start Supplied entries

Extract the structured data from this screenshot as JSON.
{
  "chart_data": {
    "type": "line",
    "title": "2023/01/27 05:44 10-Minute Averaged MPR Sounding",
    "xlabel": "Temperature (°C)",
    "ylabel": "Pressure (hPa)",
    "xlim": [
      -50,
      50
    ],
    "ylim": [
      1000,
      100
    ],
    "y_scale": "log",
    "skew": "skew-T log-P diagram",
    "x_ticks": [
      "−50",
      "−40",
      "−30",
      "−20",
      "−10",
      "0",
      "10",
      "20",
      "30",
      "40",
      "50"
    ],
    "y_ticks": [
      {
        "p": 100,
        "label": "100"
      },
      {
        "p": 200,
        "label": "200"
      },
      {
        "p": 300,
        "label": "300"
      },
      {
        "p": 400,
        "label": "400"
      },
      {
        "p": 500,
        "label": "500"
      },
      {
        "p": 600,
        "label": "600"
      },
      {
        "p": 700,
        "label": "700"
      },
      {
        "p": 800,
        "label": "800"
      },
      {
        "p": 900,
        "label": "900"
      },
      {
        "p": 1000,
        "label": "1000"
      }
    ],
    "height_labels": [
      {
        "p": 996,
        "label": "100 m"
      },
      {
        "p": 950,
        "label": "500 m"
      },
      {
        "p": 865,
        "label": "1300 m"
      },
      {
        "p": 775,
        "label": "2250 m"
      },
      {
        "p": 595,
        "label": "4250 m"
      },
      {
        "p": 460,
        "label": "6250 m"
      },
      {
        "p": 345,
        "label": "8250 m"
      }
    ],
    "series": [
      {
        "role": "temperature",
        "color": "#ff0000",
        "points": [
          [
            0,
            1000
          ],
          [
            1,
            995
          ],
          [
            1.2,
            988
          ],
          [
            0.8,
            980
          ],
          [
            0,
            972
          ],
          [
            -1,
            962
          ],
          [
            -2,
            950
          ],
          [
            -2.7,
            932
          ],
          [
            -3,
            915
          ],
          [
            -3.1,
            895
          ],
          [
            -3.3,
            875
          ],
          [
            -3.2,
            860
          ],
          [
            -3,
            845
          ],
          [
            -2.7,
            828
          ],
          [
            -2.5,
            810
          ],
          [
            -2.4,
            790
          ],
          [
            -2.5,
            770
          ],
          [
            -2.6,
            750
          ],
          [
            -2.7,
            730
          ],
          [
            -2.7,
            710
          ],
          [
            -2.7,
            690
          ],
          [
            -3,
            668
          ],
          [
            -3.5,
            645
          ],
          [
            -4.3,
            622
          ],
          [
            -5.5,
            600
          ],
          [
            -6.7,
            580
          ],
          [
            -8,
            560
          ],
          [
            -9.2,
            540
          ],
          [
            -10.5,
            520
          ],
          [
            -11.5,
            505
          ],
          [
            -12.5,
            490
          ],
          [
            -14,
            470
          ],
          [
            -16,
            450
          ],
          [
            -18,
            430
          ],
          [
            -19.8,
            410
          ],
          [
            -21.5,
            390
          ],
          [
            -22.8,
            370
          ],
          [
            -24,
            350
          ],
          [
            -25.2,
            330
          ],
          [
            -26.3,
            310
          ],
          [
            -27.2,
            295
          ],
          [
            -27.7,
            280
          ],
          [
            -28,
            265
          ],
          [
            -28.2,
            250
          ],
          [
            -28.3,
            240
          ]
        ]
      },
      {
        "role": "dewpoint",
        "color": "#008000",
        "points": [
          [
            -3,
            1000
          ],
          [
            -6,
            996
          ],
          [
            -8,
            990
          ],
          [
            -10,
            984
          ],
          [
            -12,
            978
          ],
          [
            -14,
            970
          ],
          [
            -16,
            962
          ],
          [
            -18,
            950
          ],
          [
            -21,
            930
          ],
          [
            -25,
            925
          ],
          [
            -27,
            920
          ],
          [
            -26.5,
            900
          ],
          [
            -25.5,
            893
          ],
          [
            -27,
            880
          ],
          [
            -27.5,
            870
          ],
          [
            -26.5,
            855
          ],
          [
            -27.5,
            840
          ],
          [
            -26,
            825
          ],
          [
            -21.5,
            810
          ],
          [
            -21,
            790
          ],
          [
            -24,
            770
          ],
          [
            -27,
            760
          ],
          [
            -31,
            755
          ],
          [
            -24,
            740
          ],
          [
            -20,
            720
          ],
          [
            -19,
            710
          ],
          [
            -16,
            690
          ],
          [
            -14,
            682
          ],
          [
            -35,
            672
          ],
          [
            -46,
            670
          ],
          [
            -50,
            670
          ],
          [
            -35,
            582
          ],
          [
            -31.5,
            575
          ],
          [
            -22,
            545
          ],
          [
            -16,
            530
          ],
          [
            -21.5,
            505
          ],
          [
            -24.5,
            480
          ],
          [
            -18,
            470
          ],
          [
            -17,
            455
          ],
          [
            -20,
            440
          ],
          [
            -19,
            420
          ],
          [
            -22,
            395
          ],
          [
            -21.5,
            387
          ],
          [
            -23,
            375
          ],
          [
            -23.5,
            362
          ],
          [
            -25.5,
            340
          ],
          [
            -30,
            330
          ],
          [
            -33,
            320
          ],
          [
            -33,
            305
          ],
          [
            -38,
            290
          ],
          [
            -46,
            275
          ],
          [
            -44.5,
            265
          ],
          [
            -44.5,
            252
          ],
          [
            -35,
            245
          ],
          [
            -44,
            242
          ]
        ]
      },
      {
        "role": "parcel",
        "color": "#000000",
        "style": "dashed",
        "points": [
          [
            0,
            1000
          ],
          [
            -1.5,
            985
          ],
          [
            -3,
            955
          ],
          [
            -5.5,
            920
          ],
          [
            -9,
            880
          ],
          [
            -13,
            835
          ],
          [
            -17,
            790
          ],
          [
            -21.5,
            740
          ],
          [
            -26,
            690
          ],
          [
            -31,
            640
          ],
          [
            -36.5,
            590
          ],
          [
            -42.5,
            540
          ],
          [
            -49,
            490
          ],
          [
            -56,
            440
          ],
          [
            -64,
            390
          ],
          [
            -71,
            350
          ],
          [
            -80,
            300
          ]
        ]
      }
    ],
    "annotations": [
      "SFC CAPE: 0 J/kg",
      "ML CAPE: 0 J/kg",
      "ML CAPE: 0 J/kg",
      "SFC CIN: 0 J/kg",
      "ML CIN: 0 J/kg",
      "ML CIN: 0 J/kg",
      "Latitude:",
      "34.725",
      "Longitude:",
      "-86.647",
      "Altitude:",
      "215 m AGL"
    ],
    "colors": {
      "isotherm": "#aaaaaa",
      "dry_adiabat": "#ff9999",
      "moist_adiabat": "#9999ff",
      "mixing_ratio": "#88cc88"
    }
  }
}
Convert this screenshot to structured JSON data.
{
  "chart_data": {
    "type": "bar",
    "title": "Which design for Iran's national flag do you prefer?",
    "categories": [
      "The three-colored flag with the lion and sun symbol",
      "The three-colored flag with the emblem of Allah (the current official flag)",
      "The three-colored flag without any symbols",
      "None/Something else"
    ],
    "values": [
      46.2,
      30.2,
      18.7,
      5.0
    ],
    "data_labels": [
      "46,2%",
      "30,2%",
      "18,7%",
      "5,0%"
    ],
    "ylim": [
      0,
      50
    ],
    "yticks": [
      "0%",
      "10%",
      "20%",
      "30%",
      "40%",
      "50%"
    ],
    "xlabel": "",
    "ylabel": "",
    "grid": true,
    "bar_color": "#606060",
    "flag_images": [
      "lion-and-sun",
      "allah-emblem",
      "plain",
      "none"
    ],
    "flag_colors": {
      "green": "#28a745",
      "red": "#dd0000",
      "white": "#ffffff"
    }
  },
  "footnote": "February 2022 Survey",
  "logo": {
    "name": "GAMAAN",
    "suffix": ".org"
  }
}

end Supplied entries

→ What you need to do
Can you give every line above again, exactly as written?

→ Answer below
Extract the structured data from this screenshot as JSON.
{
  "chart_data": {
    "type": "line",
    "title": "2023/01/27 05:44 10-Minute Averaged MPR Sounding",
    "xlabel": "Temperature (°C)",
    "ylabel": "Pressure (hPa)",
    "xlim": [
      -50,
      50
    ],
    "ylim": [
      1000,
      100
    ],
    "y_scale": "log",
    "skew": "skew-T log-P diagram",
    "x_ticks": [
      "−50",
      "−40",
      "−30",
      "−20",
      "−10",
      "0",
      "10",
      "20",
      "30",
      "40",
      "50"
    ],
    "y_ticks": [
      {
        "p": 100,
        "label": "100"
      },
      {
        "p": 200,
        "label": "200"
      },
      {
        "p": 300,
        "label": "300"
      },
      {
        "p": 400,
        "label": "400"
      },
      {
        "p": 500,
        "label": "500"
      },
      {
        "p": 600,
        "label": "600"
      },
      {
        "p": 700,
        "label": "700"
      },
      {
        "p": 800,
        "label": "800"
      },
      {
        "p": 900,
        "label": "900"
      },
      {
        "p": 1000,
        "label": "1000"
      }
    ],
    "height_labels": [
      {
        "p": 996,
        "label": "100 m"
      },
      {
        "p": 950,
        "label": "500 m"
      },
      {
        "p": 865,
        "label": "1300 m"
      },
      {
        "p": 775,
        "label": "2250 m"
      },
      {
        "p": 595,
        "label": "4250 m"
      },
      {
        "p": 460,
        "label": "6250 m"
      },
      {
        "p": 345,
        "label": "8250 m"
      }
    ],
    "series": [
      {
        "role": "temperature",
        "color": "#ff0000",
        "points": [
          [
            0,
            1000
          ],
          [
            1,
            995
          ],
          [
            1.2,
            988
          ],
          [
            0.8,
            980
          ],
          [
            0,
            972
          ],
          [
            -1,
            962
          ],
          [
            -2,
            950
          ],
          [
            -2.7,
            932
          ],
          [
            -3,
            915
          ],
          [
            -3.1,
            895
          ],
          [
            -3.3,
            875
          ],
          [
            -3.2,
            860
          ],
          [
            -3,
            845
          ],
          [
            -2.7,
            828
          ],
          [
            -2.5,
            810
          ],
          [
            -2.4,
            790
          ],
          [
            -2.5,
            770
          ],
          [
            -2.6,
            750
          ],
          [
            -2.7,
            730
          ],
          [
            -2.7,
            710
          ],
          [
            -2.7,
            690
          ],
          [
            -3,
            668
          ],
          [
            -3.5,
            645
          ],
          [
            -4.3,
            622
          ],
          [
            -5.5,
            600
          ],
          [
            -6.7,
            580
          ],
          [
            -8,
            560
          ],
          [
            -9.2,
            540
          ],
          [
            -10.5,
            520
          ],
          [
            -11.5,
            505
          ],
          [
            -12.5,
            490
          ],
          [
            -14,
            470
          ],
          [
            -16,
            450
          ],
          [
            -18,
            430
          ],
          [
            -19.8,
            410
          ],
          [
            -21.5,
            390
          ],
          [
            -22.8,
            370
          ],
          [
            -24,
            350
          ],
          [
            -25.2,
            330
          ],
          [
            -26.3,
            310
          ],
          [
            -27.2,
            295
          ],
          [
            -27.7,
            280
          ],
          [
            -28,
            265
          ],
          [
            -28.2,
            250
          ],
          [
            -28.3,
            240
          ]
        ]
      },
      {
        "role": "dewpoint",
        "color": "#008000",
        "points": [
          [
            -3,
            1000
          ],
          [
            -6,
            996
          ],
          [
            -8,
            990
          ],
          [
            -10,
            984
          ],
          [
            -12,
            978
          ],
          [
            -14,
            970
          ],
          [
            -16,
            962
          ],
          [
            -18,
            950
          ],
          [
            -21,
            930
          ],
          [
            -25,
            925
          ],
          [
            -27,
            920
          ],
          [
            -26.5,
            900
          ],
          [
            -25.5,
            893
          ],
          [
            -27,
            880
          ],
          [
            -27.5,
            870
          ],
          [
            -26.5,
            855
          ],
          [
            -27.5,
            840
          ],
          [
            -26,
            825
          ],
          [
            -21.5,
            810
          ],
          [
            -21,
            790
          ],
          [
            -24,
            770
          ],
          [
            -27,
            760
          ],
          [
            -31,
            755
          ],
          [
            -24,
            740
          ],
          [
            -20,
            720
          ],
          [
            -19,
            710
          ],
          [
            -16,
            690
          ],
          [
            -14,
            682
          ],
          [
            -35,
            672
          ],
          [
            -46,
            670
          ],
          [
            -50,
            670
          ],
          [
            -35,
            582
          ],
          [
            -31.5,
            575
          ],
          [
            -22,
            545
          ],
          [
            -16,
            530
          ],
          [
            -21.5,
            505
          ],
          [
            -24.5,
            480
          ],
          [
            -18,
            470
          ],
          [
            -17,
            455
          ],
          [
            -20,
            440
          ],
          [
            -19,
            420
          ],
          [
            -22,
            395
          ],
          [
            -21.5,
            387
          ],
          [
            -23,
            375
          ],
          [
            -23.5,
            362
          ],
          [
            -25.5,
            340
          ],
          [
            -30,
            330
          ],
          [
            -33,
            320
          ],
          [
            -33,
            305
          ],
          [
            -38,
            290
          ],
          [
            -46,
            275
          ],
          [
            -44.5,
            265
          ],
          [
            -44.5,
            252
          ],
          [
            -35,
            245
          ],
          [
            -44,
            242
          ]
        ]
      },
      {
        "role": "parcel",
        "color": "#000000",
        "style": "dashed",
        "points": [
          [
            0,
            1000
          ],
          [
            -1.5,
            985
          ],
          [
            -3,
            955
          ],
          [
            -5.5,
            920
          ],
          [
            -9,
            880
          ],
          [
            -13,
            835
          ],
          [
            -17,
            790
          ],
          [
            -21.5,
            740
          ],
          [
            -26,
            690
          ],
          [
            -31,
            640
          ],
          [
            -36.5,
            590
          ],
          [
            -42.5,
            540
          ],
          [
            -49,
            490
          ],
          [
            -56,
            440
          ],
          [
            -64,
            390
          ],
          [
            -71,
            350
          ],
          [
            -80,
            300
          ]
        ]
      }
    ],
    "annotations": [
      "SFC CAPE: 0 J/kg",
      "ML CAPE: 0 J/kg",
      "ML CAPE: 0 J/kg",
      "SFC CIN: 0 J/kg",
      "ML CIN: 0 J/kg",
      "ML CIN: 0 J/kg",
      "Latitude:",
      "34.725",
      "Longitude:",
      "-86.647",
      "Altitude:",
      "215 m AGL"
    ],
    "colors": {
      "isotherm": "#aaaaaa",
      "dry_adiabat": "#ff9999",
      "moist_adiabat": "#9999ff",
      "mixing_ratio": "#88cc88"
    }
  }
}
Convert this screenshot to structured JSON data.
{
  "chart_data": {
    "type": "bar",
    "title": "Which design for Iran's national flag do you prefer?",
    "categories": [
      "The three-colored flag with the lion and sun symbol",
      "The three-colored flag with the emblem of Allah (the current official flag)",
      "The three-colored flag without any symbols",
      "None/Something else"
    ],
    "values": [
      46.2,
      30.2,
      18.7,
      5.0
    ],
    "data_labels": [
      "46,2%",
      "30,2%",
      "18,7%",
      "5,0%"
    ],
    "ylim": [
      0,
      50
    ],
    "yticks": [
      "0%",
      "10%",
      "20%",
      "30%",
      "40%",
      "50%"
    ],
    "xlabel": "",
    "ylabel": "",
    "grid": true,
    "bar_color": "#606060",
    "flag_images": [
      "lion-and-sun",
      "allah-emblem",
      "plain",
      "none"
    ],
    "flag_colors": {
      "green": "#28a745",
      "red": "#dd0000",
      "white": "#ffffff"
    }
  },
  "footnote": "February 2022 Survey",
  "logo": {
    "name": "GAMAAN",
    "suffix": ".org"
  }
}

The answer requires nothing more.